#### AIM:
Records follow. Copy every line with "đình".

#### RAW RECORDS:
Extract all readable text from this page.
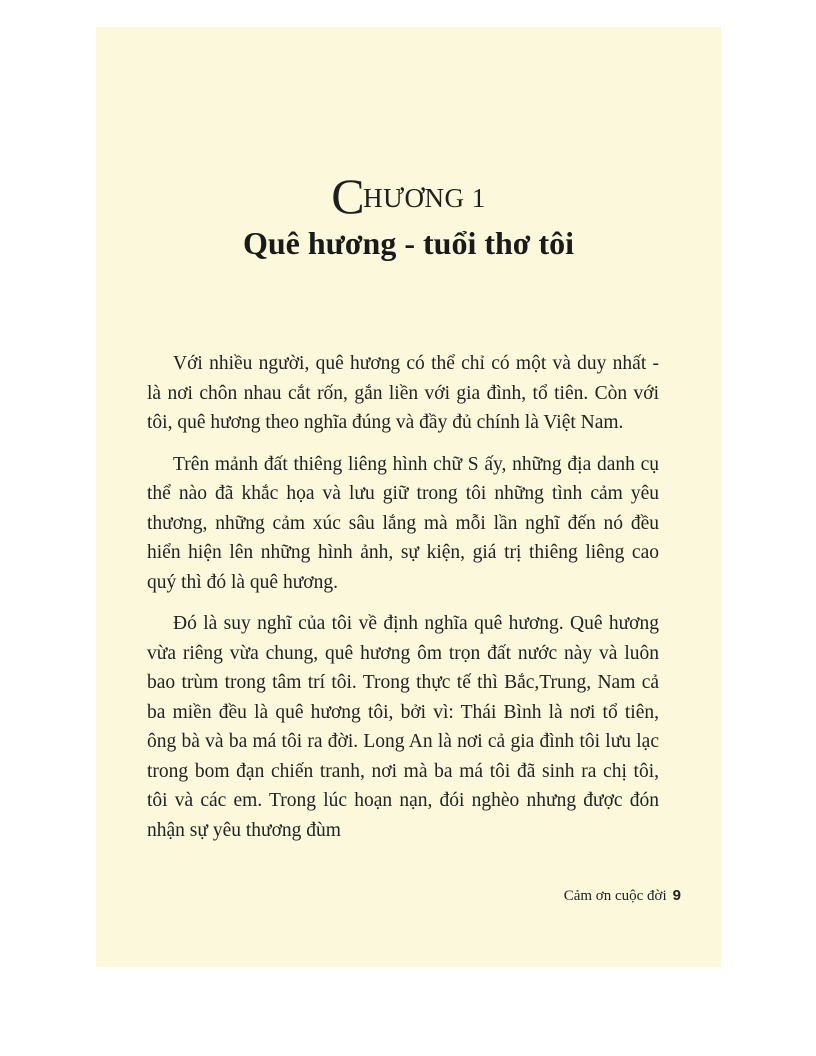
CHƯƠNG 1
Quê hương - tuổi thơ tôi

Với nhiều người, quê hương có thể chỉ có một và duy nhất - là nơi chôn nhau cắt rốn, gắn liền với gia đình, tổ tiên. Còn với tôi, quê hương theo nghĩa đúng và đầy đủ chính là Việt Nam.

Trên mảnh đất thiêng liêng hình chữ S ấy, những địa danh cụ thể nào đã khắc họa và lưu giữ trong tôi những tình cảm yêu thương, những cảm xúc sâu lắng mà mỗi lần nghĩ đến nó đều hiển hiện lên những hình ảnh, sự kiện, giá trị thiêng liêng cao quý thì đó là quê hương.

Đó là suy nghĩ của tôi về định nghĩa quê hương. Quê hương vừa riêng vừa chung, quê hương ôm trọn đất nước này và luôn bao trùm trong tâm trí tôi. Trong thực tế thì Bắc,Trung, Nam cả ba miền đều là quê hương tôi, bởi vì: Thái Bình là nơi tổ tiên, ông bà và ba má tôi ra đời. Long An là nơi cả gia đình tôi lưu lạc trong bom đạn chiến tranh, nơi mà ba má tôi đã sinh ra chị tôi, tôi và các em. Trong lúc hoạn nạn, đói nghèo nhưng được đón nhận sự yêu thương đùm

Cảm ơn cuộc đời 9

#### ANSWER IN FULL:
Với nhiều người, quê hương có thể chỉ có một và duy nhất - là nơi chôn nhau cắt rốn, gắn liền với gia đình, tổ tiên. Còn với tôi, quê hương theo nghĩa đúng và đầy đủ chính là Việt Nam.
Đó là suy nghĩ của tôi về định nghĩa quê hương. Quê hương vừa riêng vừa chung, quê hương ôm trọn đất nước này và luôn bao trùm trong tâm trí tôi. Trong thực tế thì Bắc,Trung, Nam cả ba miền đều là quê hương tôi, bởi vì: Thái Bình là nơi tổ tiên, ông bà và ba má tôi ra đời. Long An là nơi cả gia đình tôi lưu lạc trong bom đạn chiến tranh, nơi mà ba má tôi đã sinh ra chị tôi, tôi và các em. Trong lúc hoạn nạn, đói nghèo nhưng được đón nhận sự yêu thương đùm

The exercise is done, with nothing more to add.